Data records
- - -

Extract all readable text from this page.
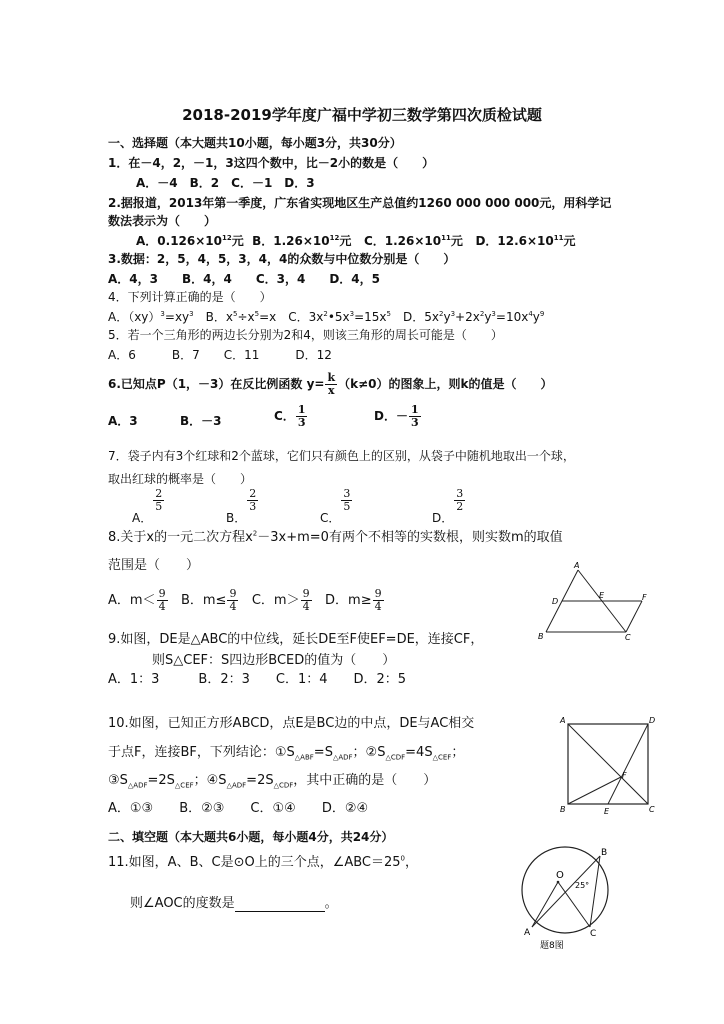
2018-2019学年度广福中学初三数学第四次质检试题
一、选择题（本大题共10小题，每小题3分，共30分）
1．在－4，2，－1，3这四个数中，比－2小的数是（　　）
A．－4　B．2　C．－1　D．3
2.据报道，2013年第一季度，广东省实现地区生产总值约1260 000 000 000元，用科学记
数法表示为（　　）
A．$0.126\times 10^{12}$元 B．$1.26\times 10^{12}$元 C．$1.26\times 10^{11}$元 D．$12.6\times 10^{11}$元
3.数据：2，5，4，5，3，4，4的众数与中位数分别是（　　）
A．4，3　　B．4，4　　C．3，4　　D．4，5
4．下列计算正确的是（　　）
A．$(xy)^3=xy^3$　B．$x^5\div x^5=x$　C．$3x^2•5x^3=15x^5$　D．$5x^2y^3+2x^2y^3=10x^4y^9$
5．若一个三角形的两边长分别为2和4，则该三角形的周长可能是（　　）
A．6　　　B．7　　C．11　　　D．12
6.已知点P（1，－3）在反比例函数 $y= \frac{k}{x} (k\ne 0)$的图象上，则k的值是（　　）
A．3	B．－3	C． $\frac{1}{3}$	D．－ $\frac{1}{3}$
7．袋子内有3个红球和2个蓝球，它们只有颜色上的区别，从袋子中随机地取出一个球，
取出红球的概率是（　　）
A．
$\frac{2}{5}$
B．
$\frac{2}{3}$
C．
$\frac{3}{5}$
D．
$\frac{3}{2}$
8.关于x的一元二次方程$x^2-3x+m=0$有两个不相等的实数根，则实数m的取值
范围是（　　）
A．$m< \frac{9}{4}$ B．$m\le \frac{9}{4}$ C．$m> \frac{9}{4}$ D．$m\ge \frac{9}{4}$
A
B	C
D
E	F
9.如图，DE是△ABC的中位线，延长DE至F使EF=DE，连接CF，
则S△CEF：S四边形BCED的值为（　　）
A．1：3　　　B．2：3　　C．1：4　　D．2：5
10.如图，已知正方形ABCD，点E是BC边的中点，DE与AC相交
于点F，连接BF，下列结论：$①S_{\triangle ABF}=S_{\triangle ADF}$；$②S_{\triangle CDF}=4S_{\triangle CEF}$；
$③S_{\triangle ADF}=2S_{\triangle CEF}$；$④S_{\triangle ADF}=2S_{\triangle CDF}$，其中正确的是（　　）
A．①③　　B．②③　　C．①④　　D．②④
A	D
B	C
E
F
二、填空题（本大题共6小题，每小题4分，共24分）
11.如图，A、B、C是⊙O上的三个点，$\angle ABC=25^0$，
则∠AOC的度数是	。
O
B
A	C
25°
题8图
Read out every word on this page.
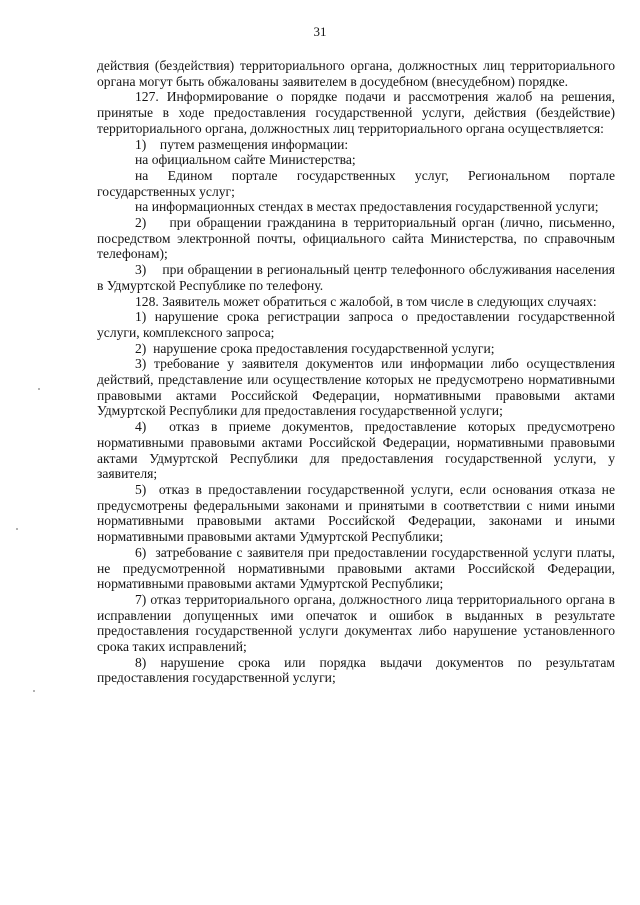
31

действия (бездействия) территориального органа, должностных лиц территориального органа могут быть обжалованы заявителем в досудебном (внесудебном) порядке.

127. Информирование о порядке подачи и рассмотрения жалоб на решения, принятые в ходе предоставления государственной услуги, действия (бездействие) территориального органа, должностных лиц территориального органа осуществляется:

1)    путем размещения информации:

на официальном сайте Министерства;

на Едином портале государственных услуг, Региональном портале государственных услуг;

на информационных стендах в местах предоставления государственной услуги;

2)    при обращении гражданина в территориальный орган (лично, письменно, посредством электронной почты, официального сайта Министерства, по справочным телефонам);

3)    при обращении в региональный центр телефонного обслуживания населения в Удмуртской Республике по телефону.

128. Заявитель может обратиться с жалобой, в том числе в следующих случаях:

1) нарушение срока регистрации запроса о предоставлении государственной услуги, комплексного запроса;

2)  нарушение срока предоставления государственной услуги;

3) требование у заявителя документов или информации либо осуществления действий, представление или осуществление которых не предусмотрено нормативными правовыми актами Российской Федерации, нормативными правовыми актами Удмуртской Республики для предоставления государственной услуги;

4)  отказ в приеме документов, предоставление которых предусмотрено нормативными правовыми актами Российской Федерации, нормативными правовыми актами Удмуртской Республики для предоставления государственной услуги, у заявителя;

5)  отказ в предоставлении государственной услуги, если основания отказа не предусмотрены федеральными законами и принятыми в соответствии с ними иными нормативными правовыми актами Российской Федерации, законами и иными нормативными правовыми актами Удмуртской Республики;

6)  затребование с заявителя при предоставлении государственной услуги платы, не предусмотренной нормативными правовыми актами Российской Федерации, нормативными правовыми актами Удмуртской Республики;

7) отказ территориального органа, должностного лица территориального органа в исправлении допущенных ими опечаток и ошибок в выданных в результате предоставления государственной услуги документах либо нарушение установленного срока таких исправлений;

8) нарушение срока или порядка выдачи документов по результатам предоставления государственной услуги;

- - -

→ **Exercise details**
Extract all lines containing the word "this".

→ **Reply**
Extract all readable text from this page.
Read out every word on this page.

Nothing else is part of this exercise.